* _WHAT TO DO_
Below are some records. Copy every line in them that holds "structure".

* * *

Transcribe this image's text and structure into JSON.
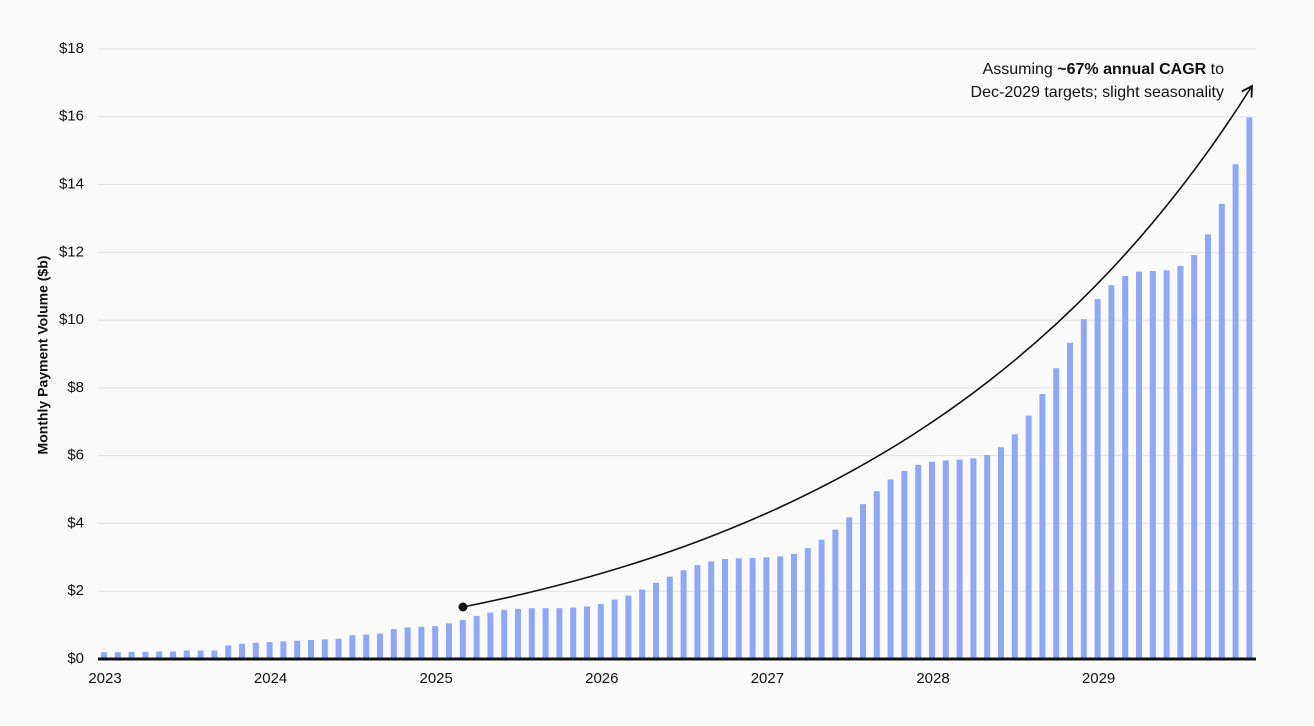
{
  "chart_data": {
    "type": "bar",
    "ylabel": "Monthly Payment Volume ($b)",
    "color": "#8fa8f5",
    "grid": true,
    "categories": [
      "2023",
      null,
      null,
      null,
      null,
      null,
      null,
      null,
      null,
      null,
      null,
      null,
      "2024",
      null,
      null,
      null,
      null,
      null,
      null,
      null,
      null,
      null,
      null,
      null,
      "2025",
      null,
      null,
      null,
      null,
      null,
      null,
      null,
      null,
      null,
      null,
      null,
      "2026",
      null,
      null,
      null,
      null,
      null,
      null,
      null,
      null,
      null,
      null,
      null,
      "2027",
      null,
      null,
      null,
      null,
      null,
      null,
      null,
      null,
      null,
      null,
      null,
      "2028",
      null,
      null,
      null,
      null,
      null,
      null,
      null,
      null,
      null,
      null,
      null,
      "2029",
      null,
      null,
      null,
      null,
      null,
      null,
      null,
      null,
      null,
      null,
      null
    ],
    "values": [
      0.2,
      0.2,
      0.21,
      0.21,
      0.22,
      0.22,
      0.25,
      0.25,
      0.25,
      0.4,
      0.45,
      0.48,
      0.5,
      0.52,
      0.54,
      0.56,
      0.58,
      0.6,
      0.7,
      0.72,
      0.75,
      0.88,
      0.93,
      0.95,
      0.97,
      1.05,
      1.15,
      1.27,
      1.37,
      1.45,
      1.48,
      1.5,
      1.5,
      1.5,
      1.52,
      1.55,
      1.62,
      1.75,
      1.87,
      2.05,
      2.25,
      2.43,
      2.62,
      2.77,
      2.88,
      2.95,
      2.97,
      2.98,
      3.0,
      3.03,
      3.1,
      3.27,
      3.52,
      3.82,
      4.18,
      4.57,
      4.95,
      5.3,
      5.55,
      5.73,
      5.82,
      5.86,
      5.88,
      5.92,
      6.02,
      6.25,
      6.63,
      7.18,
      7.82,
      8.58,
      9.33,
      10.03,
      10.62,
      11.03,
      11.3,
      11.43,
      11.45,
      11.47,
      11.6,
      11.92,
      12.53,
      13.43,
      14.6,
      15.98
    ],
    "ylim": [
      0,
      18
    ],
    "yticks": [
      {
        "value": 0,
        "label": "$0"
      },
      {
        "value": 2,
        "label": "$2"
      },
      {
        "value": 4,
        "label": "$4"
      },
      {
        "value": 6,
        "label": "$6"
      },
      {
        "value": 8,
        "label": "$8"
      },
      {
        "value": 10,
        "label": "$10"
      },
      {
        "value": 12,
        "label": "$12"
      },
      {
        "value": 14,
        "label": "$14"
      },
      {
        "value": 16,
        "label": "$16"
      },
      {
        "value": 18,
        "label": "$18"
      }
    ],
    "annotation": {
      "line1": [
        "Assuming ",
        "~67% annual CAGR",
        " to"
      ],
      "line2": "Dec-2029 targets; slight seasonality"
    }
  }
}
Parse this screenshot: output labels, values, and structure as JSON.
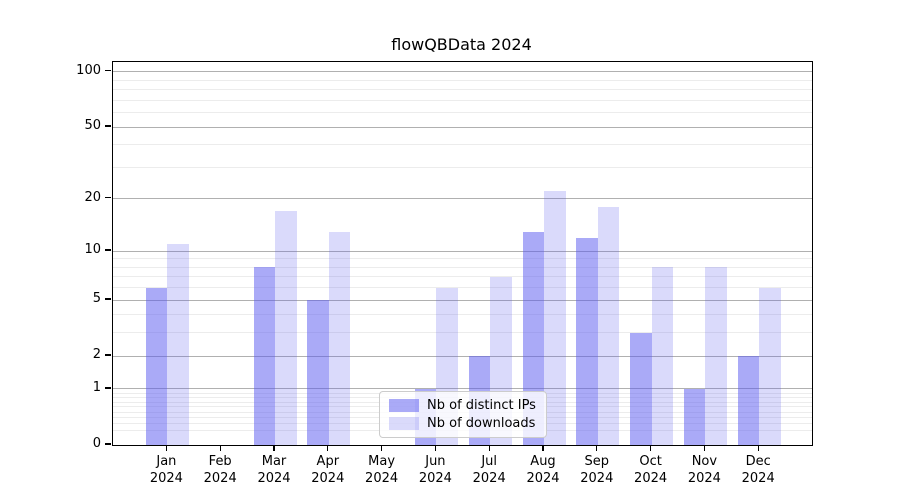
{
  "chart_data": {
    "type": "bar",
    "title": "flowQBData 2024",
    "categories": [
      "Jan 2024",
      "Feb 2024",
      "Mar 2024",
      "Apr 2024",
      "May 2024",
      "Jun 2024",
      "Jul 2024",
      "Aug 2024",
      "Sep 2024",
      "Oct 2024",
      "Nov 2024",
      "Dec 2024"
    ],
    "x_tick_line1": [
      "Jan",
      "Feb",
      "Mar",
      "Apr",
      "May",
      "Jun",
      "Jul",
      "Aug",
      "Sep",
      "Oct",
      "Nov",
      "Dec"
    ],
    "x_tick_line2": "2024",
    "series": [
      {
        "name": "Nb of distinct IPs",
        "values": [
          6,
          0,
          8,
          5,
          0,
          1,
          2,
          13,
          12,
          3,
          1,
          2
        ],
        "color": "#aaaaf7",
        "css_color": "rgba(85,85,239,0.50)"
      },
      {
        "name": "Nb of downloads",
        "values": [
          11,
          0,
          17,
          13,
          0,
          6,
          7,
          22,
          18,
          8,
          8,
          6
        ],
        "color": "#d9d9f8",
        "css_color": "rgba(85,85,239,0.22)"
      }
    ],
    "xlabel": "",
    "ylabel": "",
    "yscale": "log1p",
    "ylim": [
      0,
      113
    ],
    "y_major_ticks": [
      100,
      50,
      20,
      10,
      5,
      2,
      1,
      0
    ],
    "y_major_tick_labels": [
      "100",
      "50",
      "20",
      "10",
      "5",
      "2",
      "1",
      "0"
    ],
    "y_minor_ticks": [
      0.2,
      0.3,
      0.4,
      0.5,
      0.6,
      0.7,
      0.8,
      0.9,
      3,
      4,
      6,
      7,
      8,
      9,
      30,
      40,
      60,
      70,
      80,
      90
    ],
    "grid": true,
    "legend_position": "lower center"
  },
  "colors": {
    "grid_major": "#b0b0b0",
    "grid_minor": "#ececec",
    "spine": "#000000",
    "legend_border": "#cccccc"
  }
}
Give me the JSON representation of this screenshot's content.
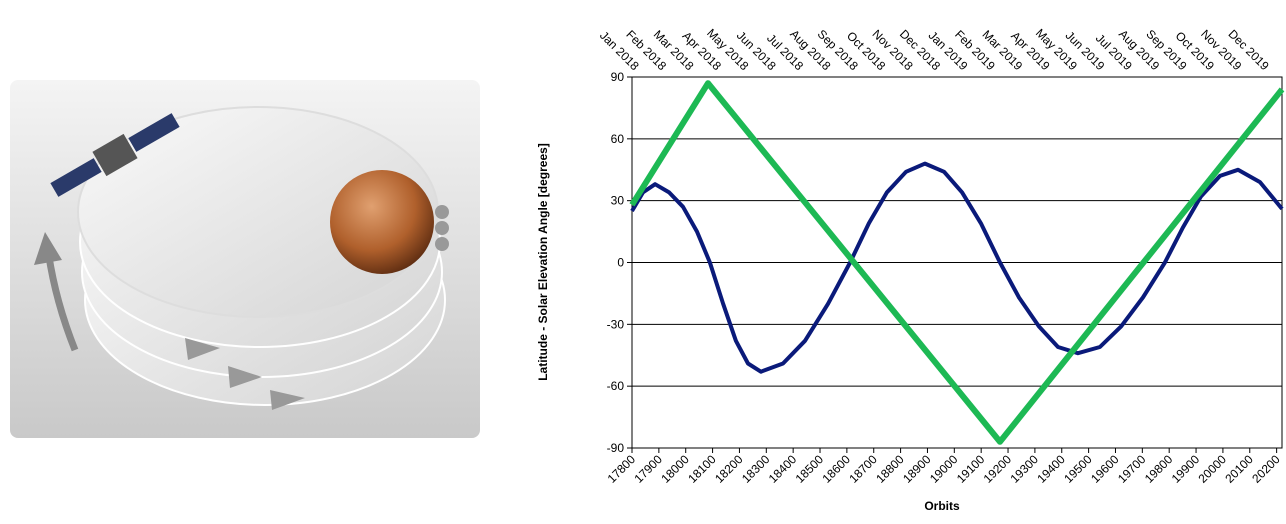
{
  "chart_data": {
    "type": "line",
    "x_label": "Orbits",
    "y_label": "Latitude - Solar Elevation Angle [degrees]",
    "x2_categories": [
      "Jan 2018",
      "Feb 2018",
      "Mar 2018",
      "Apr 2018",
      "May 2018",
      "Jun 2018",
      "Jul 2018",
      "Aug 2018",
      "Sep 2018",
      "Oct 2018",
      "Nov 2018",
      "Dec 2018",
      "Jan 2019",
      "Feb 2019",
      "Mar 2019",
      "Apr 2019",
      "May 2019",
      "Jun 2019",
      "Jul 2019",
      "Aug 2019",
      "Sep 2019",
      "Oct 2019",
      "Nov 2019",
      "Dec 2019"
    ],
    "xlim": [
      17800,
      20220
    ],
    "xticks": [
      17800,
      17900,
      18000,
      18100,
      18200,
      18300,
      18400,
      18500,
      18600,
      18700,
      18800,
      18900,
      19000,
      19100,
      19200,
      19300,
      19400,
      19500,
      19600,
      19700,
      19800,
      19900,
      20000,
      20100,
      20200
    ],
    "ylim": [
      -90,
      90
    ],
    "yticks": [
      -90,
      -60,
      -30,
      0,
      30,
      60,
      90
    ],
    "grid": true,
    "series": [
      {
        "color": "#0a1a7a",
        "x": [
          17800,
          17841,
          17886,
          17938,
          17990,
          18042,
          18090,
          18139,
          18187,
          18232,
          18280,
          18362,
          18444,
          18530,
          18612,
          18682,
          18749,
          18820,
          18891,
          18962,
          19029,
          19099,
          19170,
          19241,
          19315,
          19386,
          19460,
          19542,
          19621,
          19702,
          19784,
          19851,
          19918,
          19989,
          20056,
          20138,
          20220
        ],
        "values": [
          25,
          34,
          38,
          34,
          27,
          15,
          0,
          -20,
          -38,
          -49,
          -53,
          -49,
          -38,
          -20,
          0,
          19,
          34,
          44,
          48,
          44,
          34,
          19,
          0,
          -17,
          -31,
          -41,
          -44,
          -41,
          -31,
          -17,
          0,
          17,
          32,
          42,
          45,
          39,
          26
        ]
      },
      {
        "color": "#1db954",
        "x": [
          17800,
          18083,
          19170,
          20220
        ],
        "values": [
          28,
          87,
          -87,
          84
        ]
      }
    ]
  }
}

* * *

* _THE ANSWER_
Transcribe this image's text and structure into JSON.
Parse this screenshot: output labels, values, and structure as JSON.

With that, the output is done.